President Donald Trump’s administration has been designating criminal groups in Latin America as terrorist organizations, raising the costs for those who provide support for the groups, which Washington says are responsible for moving drugs and migrants into the United States.
Former U.S. President Joe Biden’s administration last year sanctioned top leaders of the Clan del Golfo, which in recent years began to refer to itself as the Gaitanist Army of Colombia.
In a statement on Tuesday, U.S. Secretary of State Marco Rubio called the group a “violent and powerful criminal organization” whose main source of income was cocaine trafficking and was responsible for terrorist attacks in Colombia.
“The United States will continue to use all available tools to protect our nation and stop the campaigns of violence and terror committed by international cartels and transnational criminal organizations,” Rubio said.

◆ RECORDED DATA ◆
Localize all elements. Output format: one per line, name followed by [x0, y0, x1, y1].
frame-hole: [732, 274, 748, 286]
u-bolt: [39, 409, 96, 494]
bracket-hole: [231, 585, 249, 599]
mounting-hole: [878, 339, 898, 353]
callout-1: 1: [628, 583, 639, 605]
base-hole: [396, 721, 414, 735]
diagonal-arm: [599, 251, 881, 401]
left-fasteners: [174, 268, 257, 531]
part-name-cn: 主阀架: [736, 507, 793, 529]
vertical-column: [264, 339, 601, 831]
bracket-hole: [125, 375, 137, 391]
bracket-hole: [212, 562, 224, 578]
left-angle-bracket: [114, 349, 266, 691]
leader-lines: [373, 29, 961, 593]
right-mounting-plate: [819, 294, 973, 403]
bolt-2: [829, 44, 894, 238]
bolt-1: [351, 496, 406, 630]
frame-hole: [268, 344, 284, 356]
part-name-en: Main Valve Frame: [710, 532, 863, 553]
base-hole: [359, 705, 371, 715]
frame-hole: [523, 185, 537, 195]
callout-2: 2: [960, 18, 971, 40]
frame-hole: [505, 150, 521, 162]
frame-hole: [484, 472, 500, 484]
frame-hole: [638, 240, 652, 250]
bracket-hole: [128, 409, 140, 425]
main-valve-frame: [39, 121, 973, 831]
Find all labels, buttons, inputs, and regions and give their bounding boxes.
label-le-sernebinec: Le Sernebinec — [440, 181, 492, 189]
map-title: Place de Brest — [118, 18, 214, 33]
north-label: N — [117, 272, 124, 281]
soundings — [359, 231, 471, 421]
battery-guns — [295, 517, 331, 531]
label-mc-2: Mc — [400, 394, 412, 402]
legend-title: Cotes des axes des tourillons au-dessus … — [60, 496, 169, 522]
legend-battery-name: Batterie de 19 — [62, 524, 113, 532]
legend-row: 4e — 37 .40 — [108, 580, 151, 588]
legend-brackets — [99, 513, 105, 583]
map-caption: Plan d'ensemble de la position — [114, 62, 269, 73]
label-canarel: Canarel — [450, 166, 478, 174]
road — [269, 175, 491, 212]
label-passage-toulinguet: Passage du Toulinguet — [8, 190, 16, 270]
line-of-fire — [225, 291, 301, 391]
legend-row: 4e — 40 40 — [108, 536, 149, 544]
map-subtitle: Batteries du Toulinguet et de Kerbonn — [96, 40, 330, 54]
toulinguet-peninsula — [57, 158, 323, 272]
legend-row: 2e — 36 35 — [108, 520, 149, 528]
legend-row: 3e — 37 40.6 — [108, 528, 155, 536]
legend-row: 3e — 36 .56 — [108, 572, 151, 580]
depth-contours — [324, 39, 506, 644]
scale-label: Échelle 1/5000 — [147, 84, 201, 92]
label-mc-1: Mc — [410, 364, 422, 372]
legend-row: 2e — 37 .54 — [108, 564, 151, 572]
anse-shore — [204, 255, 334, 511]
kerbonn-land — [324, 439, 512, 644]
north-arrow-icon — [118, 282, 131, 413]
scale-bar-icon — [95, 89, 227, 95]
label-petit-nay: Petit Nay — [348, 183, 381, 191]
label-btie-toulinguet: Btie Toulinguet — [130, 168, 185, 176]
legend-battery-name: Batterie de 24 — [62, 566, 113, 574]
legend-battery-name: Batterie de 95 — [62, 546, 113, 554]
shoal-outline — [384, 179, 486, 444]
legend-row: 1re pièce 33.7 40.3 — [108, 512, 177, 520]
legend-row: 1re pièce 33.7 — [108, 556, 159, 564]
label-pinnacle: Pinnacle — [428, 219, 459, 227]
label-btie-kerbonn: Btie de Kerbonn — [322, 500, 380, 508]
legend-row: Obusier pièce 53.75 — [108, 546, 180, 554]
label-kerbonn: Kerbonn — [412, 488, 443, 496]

◆ EXERCISE REQUIREMENTS ◆
(A) Summarize the news excerpt on the Clan del Golfo in two sentences.
(B) In the news excerpt on the Clan del Golfo, what name has the group recently begun using for itself?
(C) Extend the news excerpt on the Clan del Golfo, picking up right after Rubio's quoted statement.
The lines play no part here.

◆ ANSWERS FOR THIS EXERCISE ◆
(A) The Trump administration has been designating Latin American criminal groups as terrorist organizations, which Washington says move drugs and migrants into the United States. Secretary of State Marco Rubio described the Clan del Golfo, whose top leaders were sanctioned under Biden last year, as a violent criminal organization that earns most of its income from cocaine trafficking and has committed terrorist attacks in Colombia.

(B) The Gaitanist Army of Colombia.

(C)
The Clan del Golfo group and the government of Colombia’s leftist President Gustavo Petro are currently holding talks in Qatar, part of Petro’s embattled plan to bring peace to the country after six decades of armed conflict. His term ends in August 2026.
The top leaders of the Clan del Golfo would definitely serve prison time under a possible deal, the government’s chief negotiator told Reuters last week, adding that officials are seeking to make progress at talks “irreversible” before a new administration takes office next year.
The Clan del Golfo in recent years has sought to position itself as a political entity similar to other Colombian armed groups, which would grant it different conditions at peace talks, but it is not widely considered to have concrete political aims.